▼▼▼
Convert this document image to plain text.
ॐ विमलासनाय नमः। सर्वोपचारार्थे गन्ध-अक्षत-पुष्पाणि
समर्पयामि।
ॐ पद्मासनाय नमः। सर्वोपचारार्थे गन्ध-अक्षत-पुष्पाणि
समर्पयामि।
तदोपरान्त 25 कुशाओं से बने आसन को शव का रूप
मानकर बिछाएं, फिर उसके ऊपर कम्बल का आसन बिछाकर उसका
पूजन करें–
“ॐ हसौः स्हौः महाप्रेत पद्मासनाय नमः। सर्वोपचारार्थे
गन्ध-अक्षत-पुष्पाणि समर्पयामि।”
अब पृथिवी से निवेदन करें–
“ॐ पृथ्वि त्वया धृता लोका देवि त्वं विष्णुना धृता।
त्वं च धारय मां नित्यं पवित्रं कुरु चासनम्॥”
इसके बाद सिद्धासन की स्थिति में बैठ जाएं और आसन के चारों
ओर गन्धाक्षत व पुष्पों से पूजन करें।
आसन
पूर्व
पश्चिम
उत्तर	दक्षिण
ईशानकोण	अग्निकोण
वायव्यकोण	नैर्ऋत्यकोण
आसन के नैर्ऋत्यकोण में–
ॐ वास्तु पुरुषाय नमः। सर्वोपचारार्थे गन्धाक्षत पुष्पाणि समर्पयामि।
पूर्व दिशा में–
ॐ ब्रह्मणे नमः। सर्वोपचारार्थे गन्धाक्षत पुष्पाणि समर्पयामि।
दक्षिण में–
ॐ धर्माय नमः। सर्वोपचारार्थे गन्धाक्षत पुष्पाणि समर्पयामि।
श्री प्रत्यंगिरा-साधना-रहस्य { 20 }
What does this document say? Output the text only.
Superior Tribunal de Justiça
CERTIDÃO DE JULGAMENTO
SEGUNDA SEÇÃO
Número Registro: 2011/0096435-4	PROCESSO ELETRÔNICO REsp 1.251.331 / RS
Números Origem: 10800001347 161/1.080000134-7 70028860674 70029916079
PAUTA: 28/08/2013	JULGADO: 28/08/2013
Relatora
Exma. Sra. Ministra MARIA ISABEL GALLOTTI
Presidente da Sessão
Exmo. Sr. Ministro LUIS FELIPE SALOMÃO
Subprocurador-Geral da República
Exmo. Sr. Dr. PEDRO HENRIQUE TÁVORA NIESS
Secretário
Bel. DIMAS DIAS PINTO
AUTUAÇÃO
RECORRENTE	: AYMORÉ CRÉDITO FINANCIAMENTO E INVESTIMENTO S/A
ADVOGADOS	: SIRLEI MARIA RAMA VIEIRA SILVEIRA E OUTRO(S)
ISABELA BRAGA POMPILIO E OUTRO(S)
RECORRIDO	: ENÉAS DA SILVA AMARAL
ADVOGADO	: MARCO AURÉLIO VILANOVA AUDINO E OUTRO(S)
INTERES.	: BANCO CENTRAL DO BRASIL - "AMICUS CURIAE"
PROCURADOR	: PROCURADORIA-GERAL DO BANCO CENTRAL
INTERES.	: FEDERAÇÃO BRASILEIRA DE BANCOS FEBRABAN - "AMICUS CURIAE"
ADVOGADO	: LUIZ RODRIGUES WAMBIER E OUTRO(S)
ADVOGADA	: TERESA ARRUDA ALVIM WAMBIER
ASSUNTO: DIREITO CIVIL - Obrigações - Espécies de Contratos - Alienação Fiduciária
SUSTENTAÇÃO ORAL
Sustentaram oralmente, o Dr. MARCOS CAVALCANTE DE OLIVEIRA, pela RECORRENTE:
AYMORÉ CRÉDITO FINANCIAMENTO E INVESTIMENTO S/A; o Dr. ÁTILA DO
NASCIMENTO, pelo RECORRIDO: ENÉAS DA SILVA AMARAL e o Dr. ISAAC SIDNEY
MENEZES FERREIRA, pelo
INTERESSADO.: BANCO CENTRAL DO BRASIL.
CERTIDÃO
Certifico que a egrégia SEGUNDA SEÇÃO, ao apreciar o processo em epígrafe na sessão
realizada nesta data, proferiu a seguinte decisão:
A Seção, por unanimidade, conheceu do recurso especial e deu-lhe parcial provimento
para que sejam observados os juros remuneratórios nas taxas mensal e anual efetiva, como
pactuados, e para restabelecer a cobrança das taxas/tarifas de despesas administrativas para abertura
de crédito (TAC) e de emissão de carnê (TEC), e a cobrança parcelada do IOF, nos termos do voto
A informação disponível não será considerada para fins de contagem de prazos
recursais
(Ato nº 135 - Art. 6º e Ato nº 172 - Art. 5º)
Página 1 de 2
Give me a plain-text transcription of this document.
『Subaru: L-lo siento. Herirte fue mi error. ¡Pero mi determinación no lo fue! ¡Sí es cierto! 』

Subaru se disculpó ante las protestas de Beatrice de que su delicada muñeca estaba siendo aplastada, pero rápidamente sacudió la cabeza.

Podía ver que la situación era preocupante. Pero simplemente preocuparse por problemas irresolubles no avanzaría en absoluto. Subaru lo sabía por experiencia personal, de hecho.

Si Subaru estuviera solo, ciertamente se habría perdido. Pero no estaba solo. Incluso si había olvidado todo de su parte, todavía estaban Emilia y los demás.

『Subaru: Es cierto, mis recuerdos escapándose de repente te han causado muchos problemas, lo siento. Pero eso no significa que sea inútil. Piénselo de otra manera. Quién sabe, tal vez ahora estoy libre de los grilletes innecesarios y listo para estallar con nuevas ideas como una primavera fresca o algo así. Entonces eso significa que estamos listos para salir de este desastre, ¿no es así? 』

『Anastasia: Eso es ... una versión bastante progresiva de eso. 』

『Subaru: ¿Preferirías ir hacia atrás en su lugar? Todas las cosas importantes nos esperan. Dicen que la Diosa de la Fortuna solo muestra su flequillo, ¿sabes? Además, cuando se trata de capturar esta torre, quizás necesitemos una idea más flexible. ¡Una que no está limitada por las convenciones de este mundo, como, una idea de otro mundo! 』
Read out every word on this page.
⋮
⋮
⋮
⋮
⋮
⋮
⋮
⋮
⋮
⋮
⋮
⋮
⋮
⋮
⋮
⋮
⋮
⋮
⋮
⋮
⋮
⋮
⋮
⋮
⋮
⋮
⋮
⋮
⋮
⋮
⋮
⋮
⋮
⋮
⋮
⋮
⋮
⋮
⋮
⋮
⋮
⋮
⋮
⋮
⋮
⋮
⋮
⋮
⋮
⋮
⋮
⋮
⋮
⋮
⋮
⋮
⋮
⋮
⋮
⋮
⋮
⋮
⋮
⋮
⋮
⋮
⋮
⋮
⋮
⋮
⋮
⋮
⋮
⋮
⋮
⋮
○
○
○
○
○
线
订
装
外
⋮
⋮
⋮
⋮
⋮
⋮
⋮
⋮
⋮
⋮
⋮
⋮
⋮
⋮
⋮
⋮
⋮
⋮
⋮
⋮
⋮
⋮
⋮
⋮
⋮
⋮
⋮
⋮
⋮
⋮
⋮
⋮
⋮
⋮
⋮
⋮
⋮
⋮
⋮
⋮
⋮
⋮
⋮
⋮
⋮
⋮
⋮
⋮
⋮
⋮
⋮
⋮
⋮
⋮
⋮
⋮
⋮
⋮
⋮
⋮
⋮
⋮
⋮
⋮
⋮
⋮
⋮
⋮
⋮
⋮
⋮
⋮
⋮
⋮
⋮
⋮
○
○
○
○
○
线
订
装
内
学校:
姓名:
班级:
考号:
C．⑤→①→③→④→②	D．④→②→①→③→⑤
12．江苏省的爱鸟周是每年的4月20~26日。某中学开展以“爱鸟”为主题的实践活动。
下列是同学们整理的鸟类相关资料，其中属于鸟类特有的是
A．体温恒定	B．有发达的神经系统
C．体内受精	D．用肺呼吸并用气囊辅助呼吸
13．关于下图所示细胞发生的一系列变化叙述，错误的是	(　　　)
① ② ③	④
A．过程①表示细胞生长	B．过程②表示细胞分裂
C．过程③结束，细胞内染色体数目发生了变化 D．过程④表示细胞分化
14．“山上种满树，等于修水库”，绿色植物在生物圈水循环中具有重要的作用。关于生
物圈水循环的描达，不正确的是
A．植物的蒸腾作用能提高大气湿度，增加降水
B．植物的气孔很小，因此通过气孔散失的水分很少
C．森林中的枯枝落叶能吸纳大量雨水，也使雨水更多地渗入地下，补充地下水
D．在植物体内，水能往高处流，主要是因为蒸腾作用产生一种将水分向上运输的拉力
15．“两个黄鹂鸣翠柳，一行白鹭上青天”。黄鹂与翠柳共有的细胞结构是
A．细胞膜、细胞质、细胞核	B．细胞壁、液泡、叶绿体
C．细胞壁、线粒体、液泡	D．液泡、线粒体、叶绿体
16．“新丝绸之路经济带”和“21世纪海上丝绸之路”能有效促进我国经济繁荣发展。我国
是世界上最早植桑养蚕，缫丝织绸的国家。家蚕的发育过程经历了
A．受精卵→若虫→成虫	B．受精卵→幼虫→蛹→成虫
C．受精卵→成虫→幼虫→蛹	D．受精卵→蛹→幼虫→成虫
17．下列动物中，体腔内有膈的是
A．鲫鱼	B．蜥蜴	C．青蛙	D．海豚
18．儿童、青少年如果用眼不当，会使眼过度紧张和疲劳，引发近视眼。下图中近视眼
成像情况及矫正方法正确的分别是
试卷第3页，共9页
▲▲▲
## INSTRUCTIONS FOR THE TASK
Copy out exactly the lines between the line with "Read out every word on this page." and the last line of the entries, counting both of those lines.

## EXERCISE RESPONSE
Read out every word on this page.
⋮
⋮
⋮
⋮
⋮
⋮
⋮
⋮
⋮
⋮
⋮
⋮
⋮
⋮
⋮
⋮
⋮
⋮
⋮
⋮
⋮
⋮
⋮
⋮
⋮
⋮
⋮
⋮
⋮
⋮
⋮
⋮
⋮
⋮
⋮
⋮
⋮
⋮
⋮
⋮
⋮
⋮
⋮
⋮
⋮
⋮
⋮
⋮
⋮
⋮
⋮
⋮
⋮
⋮
⋮
⋮
⋮
⋮
⋮
⋮
⋮
⋮
⋮
⋮
⋮
⋮
⋮
⋮
⋮
⋮
⋮
⋮
⋮
⋮
⋮
⋮
○
○
○
○
○
线
订
装
外
⋮
⋮
⋮
⋮
⋮
⋮
⋮
⋮
⋮
⋮
⋮
⋮
⋮
⋮
⋮
⋮
⋮
⋮
⋮
⋮
⋮
⋮
⋮
⋮
⋮
⋮
⋮
⋮
⋮
⋮
⋮
⋮
⋮
⋮
⋮
⋮
⋮
⋮
⋮
⋮
⋮
⋮
⋮
⋮
⋮
⋮
⋮
⋮
⋮
⋮
⋮
⋮
⋮
⋮
⋮
⋮
⋮
⋮
⋮
⋮
⋮
⋮
⋮
⋮
⋮
⋮
⋮
⋮
⋮
⋮
⋮
⋮
⋮
⋮
⋮
⋮
○
○
○
○
○
线
订
装
内
学校:
姓名:
班级:
考号:
C．⑤→①→③→④→②	D．④→②→①→③→⑤
12．江苏省的爱鸟周是每年的4月20~26日。某中学开展以“爱鸟”为主题的实践活动。
下列是同学们整理的鸟类相关资料，其中属于鸟类特有的是
A．体温恒定	B．有发达的神经系统
C．体内受精	D．用肺呼吸并用气囊辅助呼吸
13．关于下图所示细胞发生的一系列变化叙述，错误的是	(　　　)
① ② ③	④
A．过程①表示细胞生长	B．过程②表示细胞分裂
C．过程③结束，细胞内染色体数目发生了变化 D．过程④表示细胞分化
14．“山上种满树，等于修水库”，绿色植物在生物圈水循环中具有重要的作用。关于生
物圈水循环的描达，不正确的是
A．植物的蒸腾作用能提高大气湿度，增加降水
B．植物的气孔很小，因此通过气孔散失的水分很少
C．森林中的枯枝落叶能吸纳大量雨水，也使雨水更多地渗入地下，补充地下水
D．在植物体内，水能往高处流，主要是因为蒸腾作用产生一种将水分向上运输的拉力
15．“两个黄鹂鸣翠柳，一行白鹭上青天”。黄鹂与翠柳共有的细胞结构是
A．细胞膜、细胞质、细胞核	B．细胞壁、液泡、叶绿体
C．细胞壁、线粒体、液泡	D．液泡、线粒体、叶绿体
16．“新丝绸之路经济带”和“21世纪海上丝绸之路”能有效促进我国经济繁荣发展。我国
是世界上最早植桑养蚕，缫丝织绸的国家。家蚕的发育过程经历了
A．受精卵→若虫→成虫	B．受精卵→幼虫→蛹→成虫
C．受精卵→成虫→幼虫→蛹	D．受精卵→蛹→幼虫→成虫
17．下列动物中，体腔内有膈的是
A．鲫鱼	B．蜥蜴	C．青蛙	D．海豚
18．儿童、青少年如果用眼不当，会使眼过度紧张和疲劳，引发近视眼。下图中近视眼
成像情况及矫正方法正确的分别是
试卷第3页，共9页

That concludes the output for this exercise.